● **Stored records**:
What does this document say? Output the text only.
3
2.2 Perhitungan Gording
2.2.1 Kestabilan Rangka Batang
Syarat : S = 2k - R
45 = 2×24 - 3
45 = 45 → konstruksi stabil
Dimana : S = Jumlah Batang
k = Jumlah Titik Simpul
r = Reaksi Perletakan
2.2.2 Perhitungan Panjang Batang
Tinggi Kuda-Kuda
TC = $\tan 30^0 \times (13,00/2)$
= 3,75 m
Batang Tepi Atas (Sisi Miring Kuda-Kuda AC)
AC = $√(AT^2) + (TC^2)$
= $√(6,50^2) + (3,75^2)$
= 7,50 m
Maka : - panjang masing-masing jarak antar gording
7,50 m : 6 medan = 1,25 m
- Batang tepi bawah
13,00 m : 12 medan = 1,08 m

● **Aim**: Repeat each of the entries above precisely as given.

● **Written solution**:
What does this document say? Output the text only.
3
2.2 Perhitungan Gording
2.2.1 Kestabilan Rangka Batang
Syarat : S = 2k - R
45 = 2×24 - 3
45 = 45 → konstruksi stabil
Dimana : S = Jumlah Batang
k = Jumlah Titik Simpul
r = Reaksi Perletakan
2.2.2 Perhitungan Panjang Batang
Tinggi Kuda-Kuda
TC = $\tan 30^0 \times (13,00/2)$
= 3,75 m
Batang Tepi Atas (Sisi Miring Kuda-Kuda AC)
AC = $√(AT^2) + (TC^2)$
= $√(6,50^2) + (3,75^2)$
= 7,50 m
Maka : - panjang masing-masing jarak antar gording
7,50 m : 6 medan = 1,25 m
- Batang tepi bawah
13,00 m : 12 medan = 1,08 m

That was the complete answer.